══ Data to process ══

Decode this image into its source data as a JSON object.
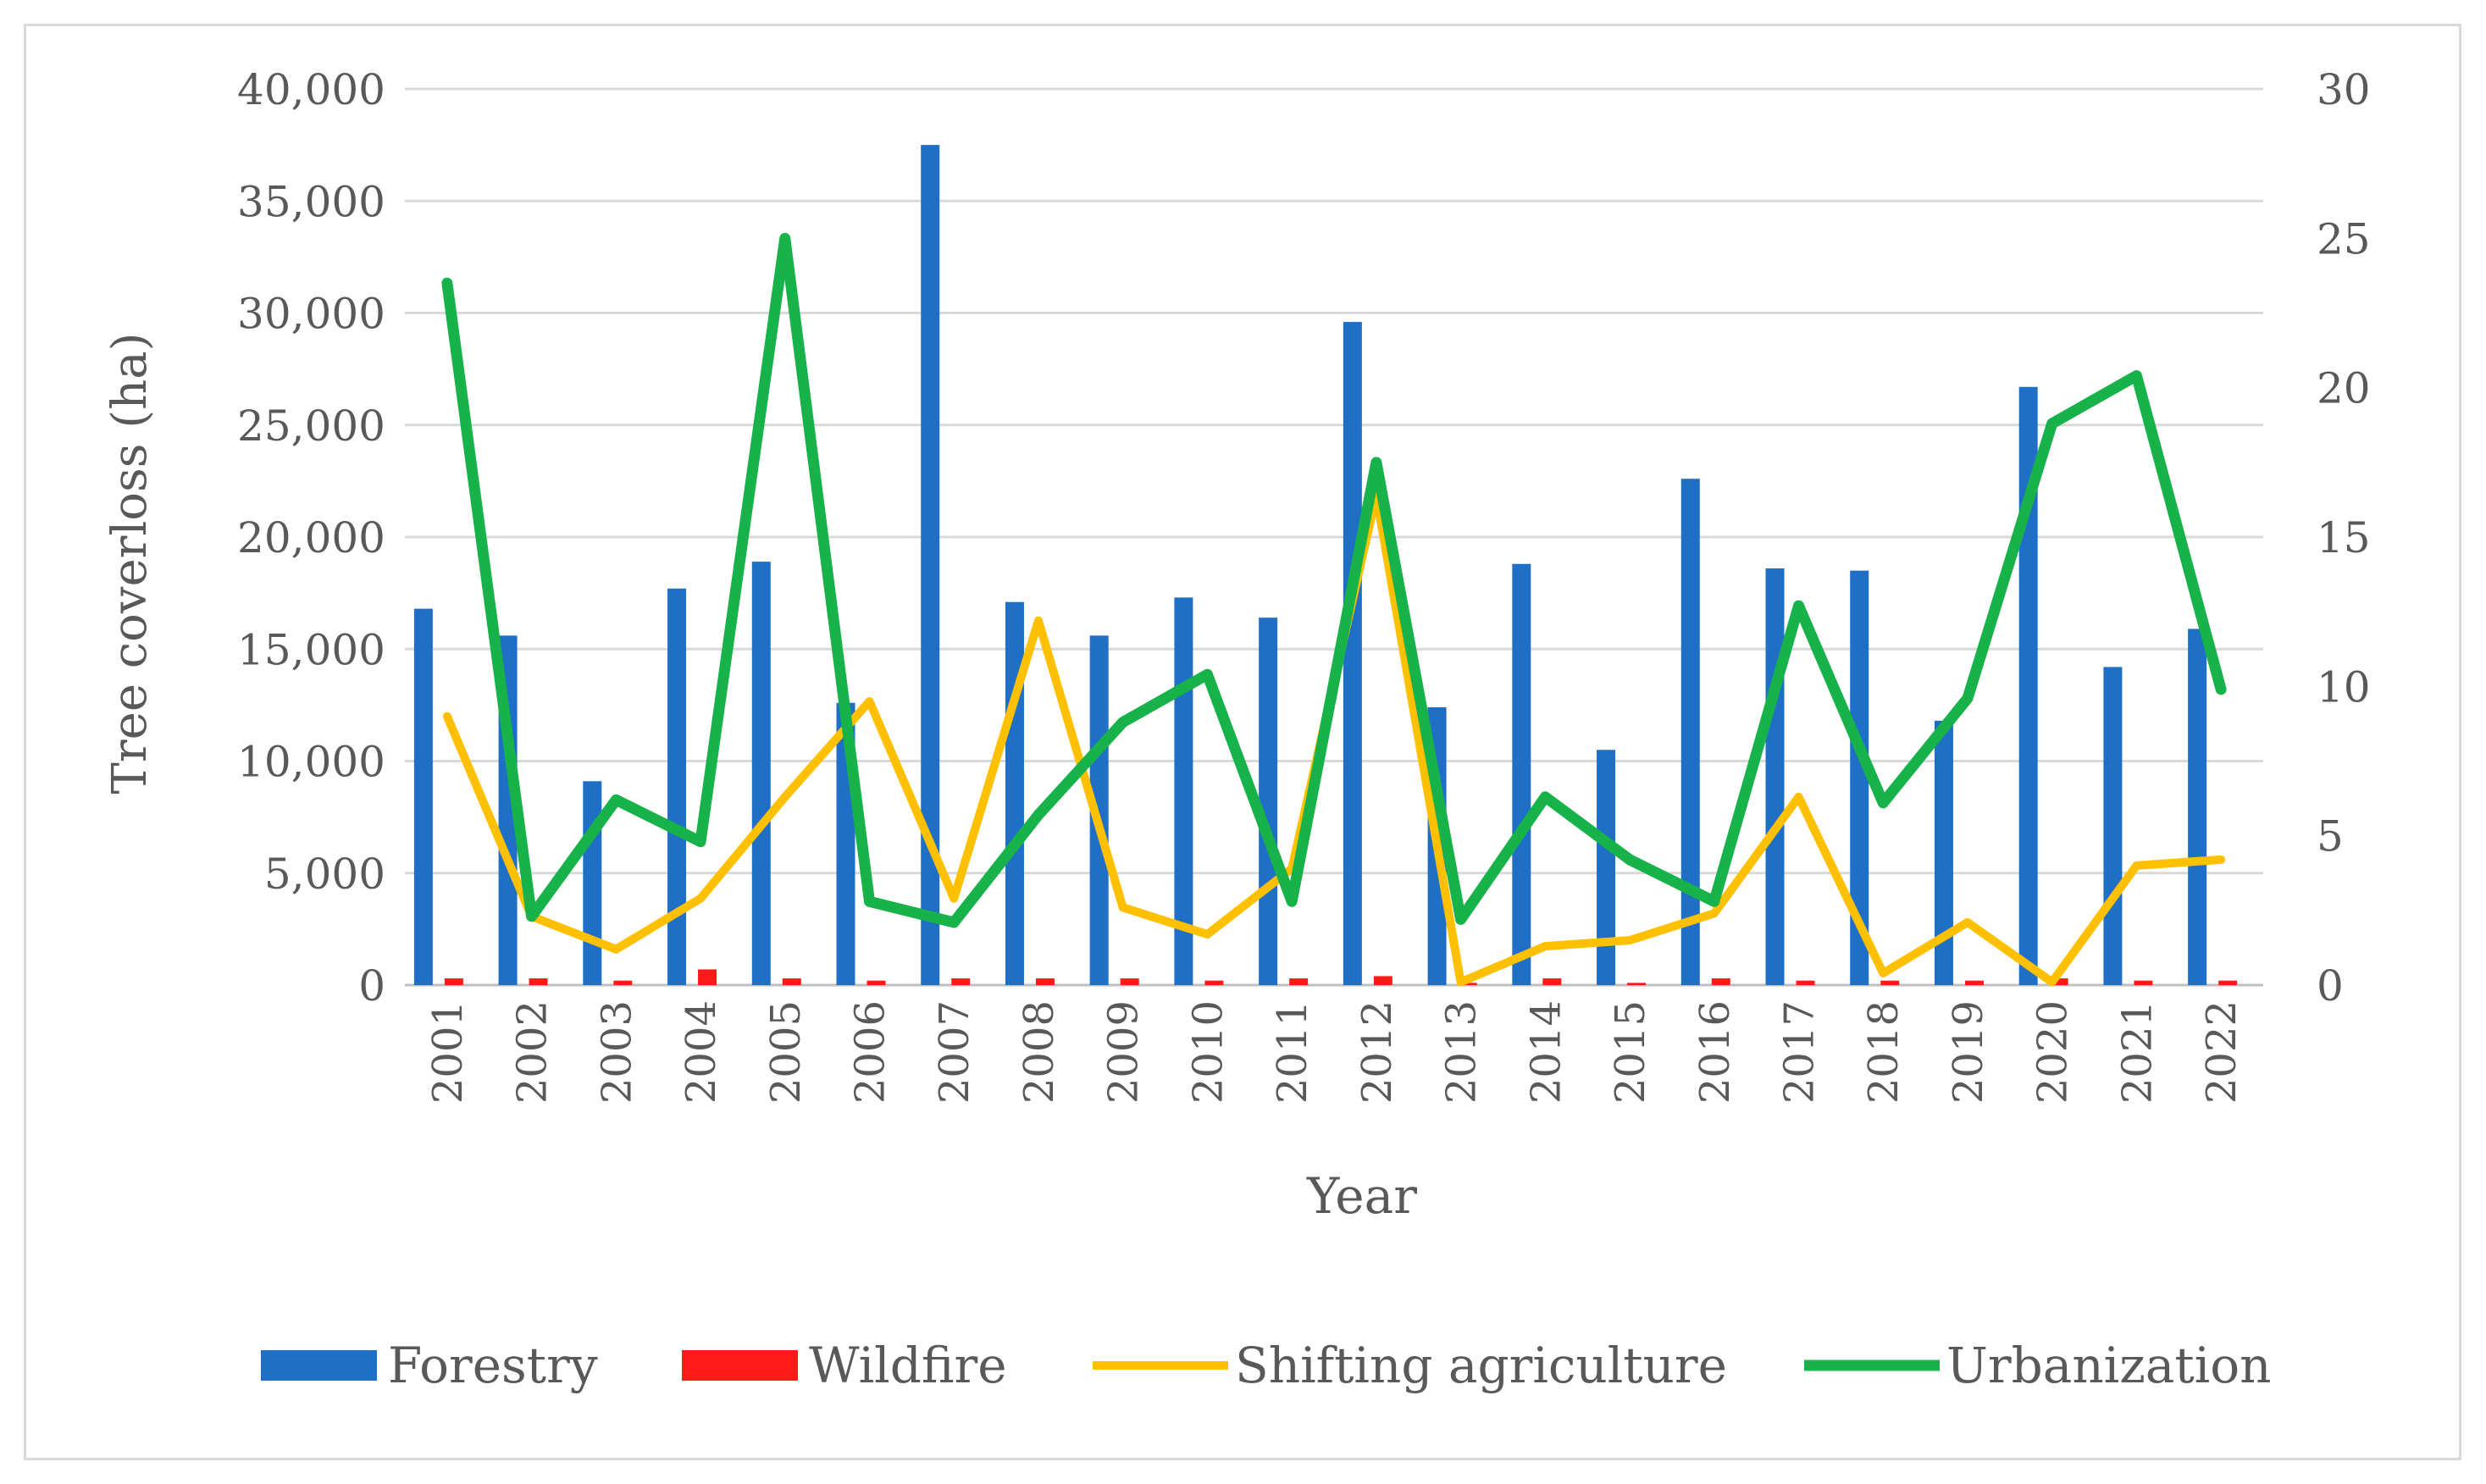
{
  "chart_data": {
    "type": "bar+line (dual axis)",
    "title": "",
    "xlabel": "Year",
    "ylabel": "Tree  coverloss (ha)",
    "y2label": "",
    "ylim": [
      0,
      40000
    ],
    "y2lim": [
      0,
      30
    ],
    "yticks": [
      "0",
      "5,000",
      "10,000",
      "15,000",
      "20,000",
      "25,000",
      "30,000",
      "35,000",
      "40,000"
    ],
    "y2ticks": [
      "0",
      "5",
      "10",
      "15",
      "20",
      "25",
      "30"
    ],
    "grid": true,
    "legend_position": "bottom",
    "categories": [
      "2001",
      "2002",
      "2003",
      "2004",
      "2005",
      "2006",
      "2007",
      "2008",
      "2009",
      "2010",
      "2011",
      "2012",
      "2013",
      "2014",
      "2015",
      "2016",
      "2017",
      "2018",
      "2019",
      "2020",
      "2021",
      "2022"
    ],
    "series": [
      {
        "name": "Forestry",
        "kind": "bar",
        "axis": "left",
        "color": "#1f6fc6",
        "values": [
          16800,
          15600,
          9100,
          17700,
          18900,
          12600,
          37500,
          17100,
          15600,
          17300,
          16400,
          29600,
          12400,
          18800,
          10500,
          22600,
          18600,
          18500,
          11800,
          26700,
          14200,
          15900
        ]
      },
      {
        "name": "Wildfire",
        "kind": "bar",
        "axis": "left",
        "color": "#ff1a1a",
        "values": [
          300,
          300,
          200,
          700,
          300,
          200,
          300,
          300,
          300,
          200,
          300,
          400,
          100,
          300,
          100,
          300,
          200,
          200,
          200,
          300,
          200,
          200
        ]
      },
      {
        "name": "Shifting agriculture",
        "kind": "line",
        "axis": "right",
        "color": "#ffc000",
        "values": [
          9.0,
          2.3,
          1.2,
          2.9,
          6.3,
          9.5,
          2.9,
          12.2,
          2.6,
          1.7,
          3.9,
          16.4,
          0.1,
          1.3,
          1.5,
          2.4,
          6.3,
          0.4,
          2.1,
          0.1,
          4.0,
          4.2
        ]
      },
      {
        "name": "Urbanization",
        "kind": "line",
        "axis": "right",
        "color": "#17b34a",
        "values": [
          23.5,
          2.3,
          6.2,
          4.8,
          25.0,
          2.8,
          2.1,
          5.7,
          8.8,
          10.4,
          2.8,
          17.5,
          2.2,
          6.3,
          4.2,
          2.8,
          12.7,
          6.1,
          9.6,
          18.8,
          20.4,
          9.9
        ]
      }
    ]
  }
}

═══

Stated exercise: From the entries above, copy every line where the word "color" shows up.

Solution for this problem:
        "color": "#1f6fc6",
        "color": "#ff1a1a",
        "color": "#ffc000",
        "color": "#17b34a",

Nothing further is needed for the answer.